To do - Copy out the entries below precisely; nothing is to be omitted.

#### Material supplied

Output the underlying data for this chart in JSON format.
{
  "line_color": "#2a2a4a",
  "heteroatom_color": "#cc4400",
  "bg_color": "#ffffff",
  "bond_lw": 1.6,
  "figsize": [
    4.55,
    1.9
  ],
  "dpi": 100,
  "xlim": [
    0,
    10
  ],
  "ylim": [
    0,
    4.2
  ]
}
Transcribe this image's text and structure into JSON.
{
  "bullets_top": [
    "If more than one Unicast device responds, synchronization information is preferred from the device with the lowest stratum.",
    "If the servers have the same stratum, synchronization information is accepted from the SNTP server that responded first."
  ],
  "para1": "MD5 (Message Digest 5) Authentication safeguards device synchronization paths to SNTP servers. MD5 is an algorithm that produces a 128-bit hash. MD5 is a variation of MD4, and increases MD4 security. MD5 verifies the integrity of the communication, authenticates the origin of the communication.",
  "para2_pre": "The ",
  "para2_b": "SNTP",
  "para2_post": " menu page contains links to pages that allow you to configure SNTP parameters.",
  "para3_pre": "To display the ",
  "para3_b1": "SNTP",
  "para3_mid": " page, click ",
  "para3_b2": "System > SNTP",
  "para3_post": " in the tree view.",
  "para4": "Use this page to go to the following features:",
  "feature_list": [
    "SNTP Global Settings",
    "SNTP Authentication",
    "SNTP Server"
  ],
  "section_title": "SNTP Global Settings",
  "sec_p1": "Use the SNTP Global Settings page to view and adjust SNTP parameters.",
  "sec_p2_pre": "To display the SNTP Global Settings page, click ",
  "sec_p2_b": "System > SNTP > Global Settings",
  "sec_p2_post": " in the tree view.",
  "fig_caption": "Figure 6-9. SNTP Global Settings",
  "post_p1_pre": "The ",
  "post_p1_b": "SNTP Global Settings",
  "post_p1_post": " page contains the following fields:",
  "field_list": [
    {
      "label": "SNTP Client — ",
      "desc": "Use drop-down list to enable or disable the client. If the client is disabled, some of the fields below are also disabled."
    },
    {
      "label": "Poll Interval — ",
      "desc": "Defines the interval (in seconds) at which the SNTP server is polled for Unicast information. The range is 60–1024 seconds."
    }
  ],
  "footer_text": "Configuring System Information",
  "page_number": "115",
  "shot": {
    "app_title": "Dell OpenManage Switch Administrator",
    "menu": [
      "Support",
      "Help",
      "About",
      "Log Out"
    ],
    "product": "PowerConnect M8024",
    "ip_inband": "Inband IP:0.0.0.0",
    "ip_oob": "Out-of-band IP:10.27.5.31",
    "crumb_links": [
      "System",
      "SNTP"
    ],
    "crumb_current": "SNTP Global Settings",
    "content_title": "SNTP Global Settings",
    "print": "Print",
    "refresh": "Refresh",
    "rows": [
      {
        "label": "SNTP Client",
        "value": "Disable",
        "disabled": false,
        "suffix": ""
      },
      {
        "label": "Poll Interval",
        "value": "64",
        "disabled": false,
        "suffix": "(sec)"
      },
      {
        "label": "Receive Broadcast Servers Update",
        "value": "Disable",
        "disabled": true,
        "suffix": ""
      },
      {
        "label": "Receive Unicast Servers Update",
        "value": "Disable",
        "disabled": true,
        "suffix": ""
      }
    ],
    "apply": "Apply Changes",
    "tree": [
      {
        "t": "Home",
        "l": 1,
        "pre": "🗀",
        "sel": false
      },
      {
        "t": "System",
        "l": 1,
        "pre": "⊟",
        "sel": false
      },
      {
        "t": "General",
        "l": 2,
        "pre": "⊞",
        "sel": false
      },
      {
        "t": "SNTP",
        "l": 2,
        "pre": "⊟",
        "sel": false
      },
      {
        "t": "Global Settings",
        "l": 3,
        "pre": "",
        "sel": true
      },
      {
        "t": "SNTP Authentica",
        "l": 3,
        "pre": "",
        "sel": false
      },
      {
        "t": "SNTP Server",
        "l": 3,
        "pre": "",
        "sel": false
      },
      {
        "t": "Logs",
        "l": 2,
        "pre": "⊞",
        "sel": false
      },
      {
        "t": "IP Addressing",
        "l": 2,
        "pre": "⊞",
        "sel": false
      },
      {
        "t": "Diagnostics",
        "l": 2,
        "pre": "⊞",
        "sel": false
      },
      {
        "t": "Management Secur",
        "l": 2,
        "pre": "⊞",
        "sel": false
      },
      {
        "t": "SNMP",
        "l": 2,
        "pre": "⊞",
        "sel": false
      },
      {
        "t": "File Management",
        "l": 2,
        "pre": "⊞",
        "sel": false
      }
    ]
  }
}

########

Problem solution -
Output the underlying data for this chart in JSON format.
{
  "line_color": "#2a2a4a",
  "heteroatom_color": "#cc4400",
  "bg_color": "#ffffff",
  "bond_lw": 1.6,
  "figsize": [
    4.55,
    1.9
  ],
  "dpi": 100,
  "xlim": [
    0,
    10
  ],
  "ylim": [
    0,
    4.2
  ]
}
Transcribe this image's text and structure into JSON.
{
  "bullets_top": [
    "If more than one Unicast device responds, synchronization information is preferred from the device with the lowest stratum.",
    "If the servers have the same stratum, synchronization information is accepted from the SNTP server that responded first."
  ],
  "para1": "MD5 (Message Digest 5) Authentication safeguards device synchronization paths to SNTP servers. MD5 is an algorithm that produces a 128-bit hash. MD5 is a variation of MD4, and increases MD4 security. MD5 verifies the integrity of the communication, authenticates the origin of the communication.",
  "para2_pre": "The ",
  "para2_b": "SNTP",
  "para2_post": " menu page contains links to pages that allow you to configure SNTP parameters.",
  "para3_pre": "To display the ",
  "para3_b1": "SNTP",
  "para3_mid": " page, click ",
  "para3_b2": "System > SNTP",
  "para3_post": " in the tree view.",
  "para4": "Use this page to go to the following features:",
  "feature_list": [
    "SNTP Global Settings",
    "SNTP Authentication",
    "SNTP Server"
  ],
  "section_title": "SNTP Global Settings",
  "sec_p1": "Use the SNTP Global Settings page to view and adjust SNTP parameters.",
  "sec_p2_pre": "To display the SNTP Global Settings page, click ",
  "sec_p2_b": "System > SNTP > Global Settings",
  "sec_p2_post": " in the tree view.",
  "fig_caption": "Figure 6-9. SNTP Global Settings",
  "post_p1_pre": "The ",
  "post_p1_b": "SNTP Global Settings",
  "post_p1_post": " page contains the following fields:",
  "field_list": [
    {
      "label": "SNTP Client — ",
      "desc": "Use drop-down list to enable or disable the client. If the client is disabled, some of the fields below are also disabled."
    },
    {
      "label": "Poll Interval — ",
      "desc": "Defines the interval (in seconds) at which the SNTP server is polled for Unicast information. The range is 60–1024 seconds."
    }
  ],
  "footer_text": "Configuring System Information",
  "page_number": "115",
  "shot": {
    "app_title": "Dell OpenManage Switch Administrator",
    "menu": [
      "Support",
      "Help",
      "About",
      "Log Out"
    ],
    "product": "PowerConnect M8024",
    "ip_inband": "Inband IP:0.0.0.0",
    "ip_oob": "Out-of-band IP:10.27.5.31",
    "crumb_links": [
      "System",
      "SNTP"
    ],
    "crumb_current": "SNTP Global Settings",
    "content_title": "SNTP Global Settings",
    "print": "Print",
    "refresh": "Refresh",
    "rows": [
      {
        "label": "SNTP Client",
        "value": "Disable",
        "disabled": false,
        "suffix": ""
      },
      {
        "label": "Poll Interval",
        "value": "64",
        "disabled": false,
        "suffix": "(sec)"
      },
      {
        "label": "Receive Broadcast Servers Update",
        "value": "Disable",
        "disabled": true,
        "suffix": ""
      },
      {
        "label": "Receive Unicast Servers Update",
        "value": "Disable",
        "disabled": true,
        "suffix": ""
      }
    ],
    "apply": "Apply Changes",
    "tree": [
      {
        "t": "Home",
        "l": 1,
        "pre": "🗀",
        "sel": false
      },
      {
        "t": "System",
        "l": 1,
        "pre": "⊟",
        "sel": false
      },
      {
        "t": "General",
        "l": 2,
        "pre": "⊞",
        "sel": false
      },
      {
        "t": "SNTP",
        "l": 2,
        "pre": "⊟",
        "sel": false
      },
      {
        "t": "Global Settings",
        "l": 3,
        "pre": "",
        "sel": true
      },
      {
        "t": "SNTP Authentica",
        "l": 3,
        "pre": "",
        "sel": false
      },
      {
        "t": "SNTP Server",
        "l": 3,
        "pre": "",
        "sel": false
      },
      {
        "t": "Logs",
        "l": 2,
        "pre": "⊞",
        "sel": false
      },
      {
        "t": "IP Addressing",
        "l": 2,
        "pre": "⊞",
        "sel": false
      },
      {
        "t": "Diagnostics",
        "l": 2,
        "pre": "⊞",
        "sel": false
      },
      {
        "t": "Management Secur",
        "l": 2,
        "pre": "⊞",
        "sel": false
      },
      {
        "t": "SNMP",
        "l": 2,
        "pre": "⊞",
        "sel": false
      },
      {
        "t": "File Management",
        "l": 2,
        "pre": "⊞",
        "sel": false
      }
    ]
  }
}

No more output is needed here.